- **Aim of the task**
Below are some records; give them all again exactly, but not the pictures.

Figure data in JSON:
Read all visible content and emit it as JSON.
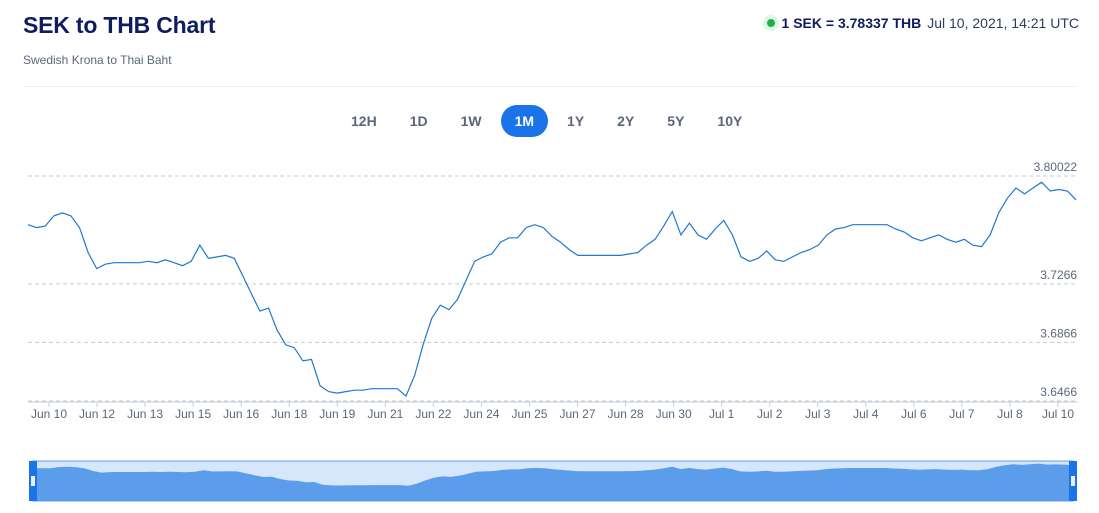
{
  "header": {
    "title": "SEK to THB Chart",
    "subtitle": "Swedish Krona to Thai Baht",
    "rate_text": "1 SEK = 3.78337 THB",
    "timestamp": "Jul 10, 2021, 14:21 UTC"
  },
  "ranges": {
    "options": [
      "12H",
      "1D",
      "1W",
      "1M",
      "1Y",
      "2Y",
      "5Y",
      "10Y"
    ],
    "selected": "1M"
  },
  "colors": {
    "accent": "#1a73e8",
    "line": "#1f78d1",
    "live": "#1fb04a",
    "navigator_fill": "#5b9ceb"
  },
  "chart_data": {
    "type": "line",
    "title": "SEK to THB Chart",
    "x_tick_labels": [
      "Jun 10",
      "Jun 12",
      "Jun 13",
      "Jun 15",
      "Jun 16",
      "Jun 18",
      "Jun 19",
      "Jun 21",
      "Jun 22",
      "Jun 24",
      "Jun 25",
      "Jun 27",
      "Jun 28",
      "Jun 30",
      "Jul 1",
      "Jul 2",
      "Jul 3",
      "Jul 4",
      "Jul 6",
      "Jul 7",
      "Jul 8",
      "Jul 10"
    ],
    "y_tick_labels": [
      "3.6466",
      "3.6866",
      "3.7266",
      "3.80022"
    ],
    "y_ticks": [
      3.6466,
      3.6866,
      3.7266,
      3.80022
    ],
    "ylim": [
      3.6466,
      3.80022
    ],
    "grid": true,
    "series": [
      {
        "values": [
          3.767,
          3.765,
          3.766,
          3.773,
          3.775,
          3.773,
          3.765,
          3.748,
          3.737,
          3.74,
          3.741,
          3.741,
          3.741,
          3.741,
          3.742,
          3.741,
          3.743,
          3.741,
          3.739,
          3.742,
          3.753,
          3.744,
          3.745,
          3.746,
          3.744,
          3.732,
          3.72,
          3.708,
          3.71,
          3.695,
          3.685,
          3.683,
          3.674,
          3.675,
          3.657,
          3.653,
          3.652,
          3.653,
          3.654,
          3.654,
          3.655,
          3.655,
          3.655,
          3.655,
          3.65,
          3.664,
          3.685,
          3.703,
          3.712,
          3.709,
          3.716,
          3.729,
          3.742,
          3.745,
          3.747,
          3.755,
          3.758,
          3.758,
          3.765,
          3.767,
          3.765,
          3.759,
          3.755,
          3.75,
          3.746,
          3.746,
          3.746,
          3.746,
          3.746,
          3.746,
          3.747,
          3.748,
          3.753,
          3.757,
          3.766,
          3.776,
          3.76,
          3.768,
          3.76,
          3.757,
          3.764,
          3.77,
          3.76,
          3.745,
          3.742,
          3.744,
          3.749,
          3.743,
          3.742,
          3.745,
          3.748,
          3.75,
          3.753,
          3.76,
          3.764,
          3.765,
          3.767,
          3.767,
          3.767,
          3.767,
          3.767,
          3.764,
          3.762,
          3.758,
          3.756,
          3.758,
          3.76,
          3.757,
          3.755,
          3.757,
          3.753,
          3.752,
          3.76,
          3.775,
          3.785,
          3.792,
          3.788,
          3.792,
          3.796,
          3.79,
          3.791,
          3.79,
          3.784
        ]
      }
    ]
  }
}
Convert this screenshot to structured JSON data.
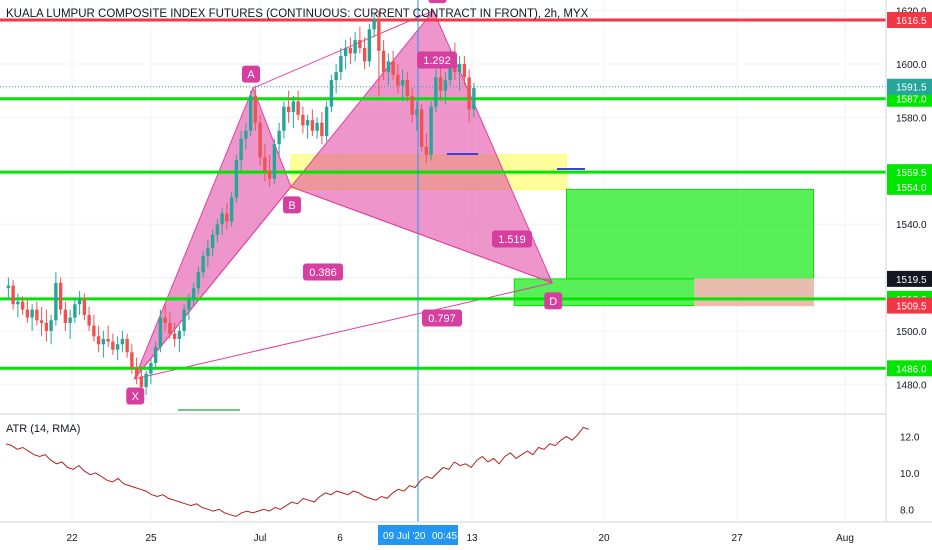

- **Result for this exercise**
Read all visible content and emit it as JSON.
{
  "header": {
    "title": "SEK to THB Chart",
    "subtitle": "Swedish Krona to Thai Baht",
    "rate_text": "1 SEK = 3.78337 THB",
    "timestamp": "Jul 10, 2021, 14:21 UTC"
  },
  "ranges": {
    "options": [
      "12H",
      "1D",
      "1W",
      "1M",
      "1Y",
      "2Y",
      "5Y",
      "10Y"
    ],
    "selected": "1M"
  },
  "colors": {
    "accent": "#1a73e8",
    "line": "#1f78d1",
    "live": "#1fb04a",
    "navigator_fill": "#5b9ceb"
  },
  "chart_data": {
    "type": "line",
    "title": "SEK to THB Chart",
    "x_tick_labels": [
      "Jun 10",
      "Jun 12",
      "Jun 13",
      "Jun 15",
      "Jun 16",
      "Jun 18",
      "Jun 19",
      "Jun 21",
      "Jun 22",
      "Jun 24",
      "Jun 25",
      "Jun 27",
      "Jun 28",
      "Jun 30",
      "Jul 1",
      "Jul 2",
      "Jul 3",
      "Jul 4",
      "Jul 6",
      "Jul 7",
      "Jul 8",
      "Jul 10"
    ],
    "y_tick_labels": [
      "3.6466",
      "3.6866",
      "3.7266",
      "3.80022"
    ],
    "y_ticks": [
      3.6466,
      3.6866,
      3.7266,
      3.80022
    ],
    "ylim": [
      3.6466,
      3.80022
    ],
    "grid": true,
    "series": [
      {
        "values": [
          3.767,
          3.765,
          3.766,
          3.773,
          3.775,
          3.773,
          3.765,
          3.748,
          3.737,
          3.74,
          3.741,
          3.741,
          3.741,
          3.741,
          3.742,
          3.741,
          3.743,
          3.741,
          3.739,
          3.742,
          3.753,
          3.744,
          3.745,
          3.746,
          3.744,
          3.732,
          3.72,
          3.708,
          3.71,
          3.695,
          3.685,
          3.683,
          3.674,
          3.675,
          3.657,
          3.653,
          3.652,
          3.653,
          3.654,
          3.654,
          3.655,
          3.655,
          3.655,
          3.655,
          3.65,
          3.664,
          3.685,
          3.703,
          3.712,
          3.709,
          3.716,
          3.729,
          3.742,
          3.745,
          3.747,
          3.755,
          3.758,
          3.758,
          3.765,
          3.767,
          3.765,
          3.759,
          3.755,
          3.75,
          3.746,
          3.746,
          3.746,
          3.746,
          3.746,
          3.746,
          3.747,
          3.748,
          3.753,
          3.757,
          3.766,
          3.776,
          3.76,
          3.768,
          3.76,
          3.757,
          3.764,
          3.77,
          3.76,
          3.745,
          3.742,
          3.744,
          3.749,
          3.743,
          3.742,
          3.745,
          3.748,
          3.75,
          3.753,
          3.76,
          3.764,
          3.765,
          3.767,
          3.767,
          3.767,
          3.767,
          3.767,
          3.764,
          3.762,
          3.758,
          3.756,
          3.758,
          3.76,
          3.757,
          3.755,
          3.757,
          3.753,
          3.752,
          3.76,
          3.775,
          3.785,
          3.792,
          3.788,
          3.792,
          3.796,
          3.79,
          3.791,
          3.79,
          3.784
        ]
      }
    ]
  }
}
Convert this screenshot to structured JSON data.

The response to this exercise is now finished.